--- begin Exercise materials ---

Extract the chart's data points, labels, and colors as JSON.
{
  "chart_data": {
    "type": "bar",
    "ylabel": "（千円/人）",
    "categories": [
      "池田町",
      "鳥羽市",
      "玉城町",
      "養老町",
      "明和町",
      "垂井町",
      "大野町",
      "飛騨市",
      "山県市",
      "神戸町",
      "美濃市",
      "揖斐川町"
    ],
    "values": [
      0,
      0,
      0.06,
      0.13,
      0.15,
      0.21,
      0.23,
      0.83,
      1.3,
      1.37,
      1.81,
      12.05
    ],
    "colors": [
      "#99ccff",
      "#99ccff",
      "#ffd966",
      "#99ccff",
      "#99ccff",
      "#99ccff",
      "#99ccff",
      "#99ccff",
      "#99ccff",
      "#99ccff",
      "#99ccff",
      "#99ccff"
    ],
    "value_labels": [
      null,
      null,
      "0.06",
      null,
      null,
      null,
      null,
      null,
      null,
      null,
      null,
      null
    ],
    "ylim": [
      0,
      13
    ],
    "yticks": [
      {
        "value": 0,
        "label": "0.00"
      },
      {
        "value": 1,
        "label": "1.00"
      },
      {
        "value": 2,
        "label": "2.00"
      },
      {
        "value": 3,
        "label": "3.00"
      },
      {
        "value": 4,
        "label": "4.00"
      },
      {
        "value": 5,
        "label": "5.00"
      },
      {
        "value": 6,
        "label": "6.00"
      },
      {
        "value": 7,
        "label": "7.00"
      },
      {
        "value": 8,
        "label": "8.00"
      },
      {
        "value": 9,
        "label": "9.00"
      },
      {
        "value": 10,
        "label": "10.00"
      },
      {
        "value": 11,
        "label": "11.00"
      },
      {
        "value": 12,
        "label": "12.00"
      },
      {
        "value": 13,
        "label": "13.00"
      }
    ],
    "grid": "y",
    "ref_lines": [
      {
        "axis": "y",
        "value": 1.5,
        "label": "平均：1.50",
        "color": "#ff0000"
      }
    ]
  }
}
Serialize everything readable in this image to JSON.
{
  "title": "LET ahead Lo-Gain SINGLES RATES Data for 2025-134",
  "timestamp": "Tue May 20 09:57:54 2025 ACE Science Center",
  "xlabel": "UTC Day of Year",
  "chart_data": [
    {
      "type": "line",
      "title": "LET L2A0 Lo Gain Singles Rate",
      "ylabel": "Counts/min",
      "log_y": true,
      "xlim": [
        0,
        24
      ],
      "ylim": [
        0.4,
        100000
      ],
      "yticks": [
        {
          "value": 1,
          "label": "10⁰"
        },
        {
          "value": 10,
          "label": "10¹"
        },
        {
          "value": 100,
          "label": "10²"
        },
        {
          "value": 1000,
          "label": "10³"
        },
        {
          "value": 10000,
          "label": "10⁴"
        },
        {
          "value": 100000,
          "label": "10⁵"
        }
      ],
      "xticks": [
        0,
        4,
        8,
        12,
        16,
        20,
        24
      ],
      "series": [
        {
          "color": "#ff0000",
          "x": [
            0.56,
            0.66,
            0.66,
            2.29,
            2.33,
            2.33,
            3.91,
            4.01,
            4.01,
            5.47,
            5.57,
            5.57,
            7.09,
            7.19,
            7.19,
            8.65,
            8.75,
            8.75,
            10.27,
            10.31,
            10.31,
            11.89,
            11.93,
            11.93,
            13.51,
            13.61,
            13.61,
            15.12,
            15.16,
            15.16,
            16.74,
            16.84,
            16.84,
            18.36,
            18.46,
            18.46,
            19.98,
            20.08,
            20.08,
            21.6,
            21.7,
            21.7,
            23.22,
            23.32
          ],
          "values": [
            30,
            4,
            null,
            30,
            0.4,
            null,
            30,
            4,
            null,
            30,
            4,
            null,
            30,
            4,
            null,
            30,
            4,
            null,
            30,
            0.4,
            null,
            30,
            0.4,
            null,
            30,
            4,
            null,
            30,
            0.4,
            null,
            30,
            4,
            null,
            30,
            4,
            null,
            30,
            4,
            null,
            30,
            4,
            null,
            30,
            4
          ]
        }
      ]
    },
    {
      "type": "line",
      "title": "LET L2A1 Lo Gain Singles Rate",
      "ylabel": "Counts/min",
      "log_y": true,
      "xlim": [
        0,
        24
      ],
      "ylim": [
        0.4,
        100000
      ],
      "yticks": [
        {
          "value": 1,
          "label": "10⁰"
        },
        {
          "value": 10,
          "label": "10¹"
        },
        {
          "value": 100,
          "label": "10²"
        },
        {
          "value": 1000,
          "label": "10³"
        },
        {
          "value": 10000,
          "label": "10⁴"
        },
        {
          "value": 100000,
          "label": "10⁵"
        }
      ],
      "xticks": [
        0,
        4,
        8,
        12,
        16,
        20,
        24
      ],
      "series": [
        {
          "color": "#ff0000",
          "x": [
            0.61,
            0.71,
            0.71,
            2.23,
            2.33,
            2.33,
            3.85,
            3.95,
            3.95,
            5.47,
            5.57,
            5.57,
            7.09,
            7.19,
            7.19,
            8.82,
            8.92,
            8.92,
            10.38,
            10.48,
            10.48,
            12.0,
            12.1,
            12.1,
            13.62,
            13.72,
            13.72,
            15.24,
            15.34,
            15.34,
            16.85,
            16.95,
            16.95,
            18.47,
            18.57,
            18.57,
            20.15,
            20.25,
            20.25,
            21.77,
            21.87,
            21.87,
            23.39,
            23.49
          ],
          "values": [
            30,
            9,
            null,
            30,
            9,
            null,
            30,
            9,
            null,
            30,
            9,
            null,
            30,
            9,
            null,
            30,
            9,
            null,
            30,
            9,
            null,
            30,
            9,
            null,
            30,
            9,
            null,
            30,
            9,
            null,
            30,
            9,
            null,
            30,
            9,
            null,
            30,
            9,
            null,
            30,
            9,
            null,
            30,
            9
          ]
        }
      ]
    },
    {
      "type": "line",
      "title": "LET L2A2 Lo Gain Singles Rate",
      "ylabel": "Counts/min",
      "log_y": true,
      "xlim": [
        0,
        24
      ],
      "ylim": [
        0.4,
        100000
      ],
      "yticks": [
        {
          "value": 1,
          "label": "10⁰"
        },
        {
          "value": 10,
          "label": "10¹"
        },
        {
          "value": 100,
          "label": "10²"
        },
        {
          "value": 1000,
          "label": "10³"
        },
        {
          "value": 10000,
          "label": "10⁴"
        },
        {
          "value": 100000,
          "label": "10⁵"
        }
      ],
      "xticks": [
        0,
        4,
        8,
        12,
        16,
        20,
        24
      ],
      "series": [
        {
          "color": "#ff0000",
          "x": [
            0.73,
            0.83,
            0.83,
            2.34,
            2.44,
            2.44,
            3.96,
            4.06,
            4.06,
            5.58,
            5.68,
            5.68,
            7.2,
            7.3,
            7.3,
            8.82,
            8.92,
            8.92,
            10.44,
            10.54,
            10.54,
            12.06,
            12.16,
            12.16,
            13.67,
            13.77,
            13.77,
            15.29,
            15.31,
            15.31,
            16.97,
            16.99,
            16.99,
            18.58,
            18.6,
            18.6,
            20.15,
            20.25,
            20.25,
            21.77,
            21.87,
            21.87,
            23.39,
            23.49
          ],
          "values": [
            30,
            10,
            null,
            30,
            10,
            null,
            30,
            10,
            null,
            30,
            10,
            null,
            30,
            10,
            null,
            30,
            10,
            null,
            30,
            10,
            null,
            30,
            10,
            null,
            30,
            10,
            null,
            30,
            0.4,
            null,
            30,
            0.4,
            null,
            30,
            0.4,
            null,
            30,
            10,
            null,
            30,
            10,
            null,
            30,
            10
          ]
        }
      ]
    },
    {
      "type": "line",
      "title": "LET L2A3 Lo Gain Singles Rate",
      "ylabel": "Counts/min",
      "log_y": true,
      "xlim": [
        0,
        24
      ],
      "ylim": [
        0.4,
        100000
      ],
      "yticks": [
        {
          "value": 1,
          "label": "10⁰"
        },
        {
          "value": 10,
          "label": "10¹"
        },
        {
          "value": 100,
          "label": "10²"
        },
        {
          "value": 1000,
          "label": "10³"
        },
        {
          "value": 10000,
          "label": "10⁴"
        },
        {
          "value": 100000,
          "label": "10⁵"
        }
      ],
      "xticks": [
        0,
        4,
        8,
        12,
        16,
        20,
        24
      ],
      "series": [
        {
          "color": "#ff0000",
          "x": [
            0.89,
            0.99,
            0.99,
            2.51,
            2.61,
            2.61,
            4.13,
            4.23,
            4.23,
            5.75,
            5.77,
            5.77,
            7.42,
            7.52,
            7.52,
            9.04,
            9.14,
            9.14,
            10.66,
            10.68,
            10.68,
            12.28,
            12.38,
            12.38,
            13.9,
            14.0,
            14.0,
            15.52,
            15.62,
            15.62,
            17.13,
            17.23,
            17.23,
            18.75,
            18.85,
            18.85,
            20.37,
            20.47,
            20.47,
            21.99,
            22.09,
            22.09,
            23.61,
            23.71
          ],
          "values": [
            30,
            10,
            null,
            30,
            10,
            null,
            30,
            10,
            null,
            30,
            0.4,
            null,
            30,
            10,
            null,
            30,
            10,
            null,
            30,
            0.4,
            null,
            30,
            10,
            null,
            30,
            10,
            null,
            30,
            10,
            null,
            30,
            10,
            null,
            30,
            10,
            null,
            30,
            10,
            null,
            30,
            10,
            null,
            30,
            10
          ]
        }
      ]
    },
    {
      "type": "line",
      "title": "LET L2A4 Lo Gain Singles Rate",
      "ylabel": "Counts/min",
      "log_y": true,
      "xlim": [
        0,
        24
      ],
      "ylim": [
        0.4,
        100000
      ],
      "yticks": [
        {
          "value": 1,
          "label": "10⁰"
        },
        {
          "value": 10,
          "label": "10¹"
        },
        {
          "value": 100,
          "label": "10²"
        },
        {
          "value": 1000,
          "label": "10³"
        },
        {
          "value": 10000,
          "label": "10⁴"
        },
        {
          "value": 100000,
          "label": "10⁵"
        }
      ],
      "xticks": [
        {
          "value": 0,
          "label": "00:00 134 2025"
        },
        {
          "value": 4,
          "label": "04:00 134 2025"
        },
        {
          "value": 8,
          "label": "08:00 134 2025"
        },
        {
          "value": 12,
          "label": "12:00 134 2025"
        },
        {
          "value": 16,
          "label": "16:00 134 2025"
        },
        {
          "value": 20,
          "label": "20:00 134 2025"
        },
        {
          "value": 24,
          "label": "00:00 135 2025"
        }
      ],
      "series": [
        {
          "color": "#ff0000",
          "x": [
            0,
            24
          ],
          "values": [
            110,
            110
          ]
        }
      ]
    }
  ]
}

--- end Exercise materials ---

Given request
Each line of the data that includes the word "Gain" counts once; report the total and nothing more.

Final result
6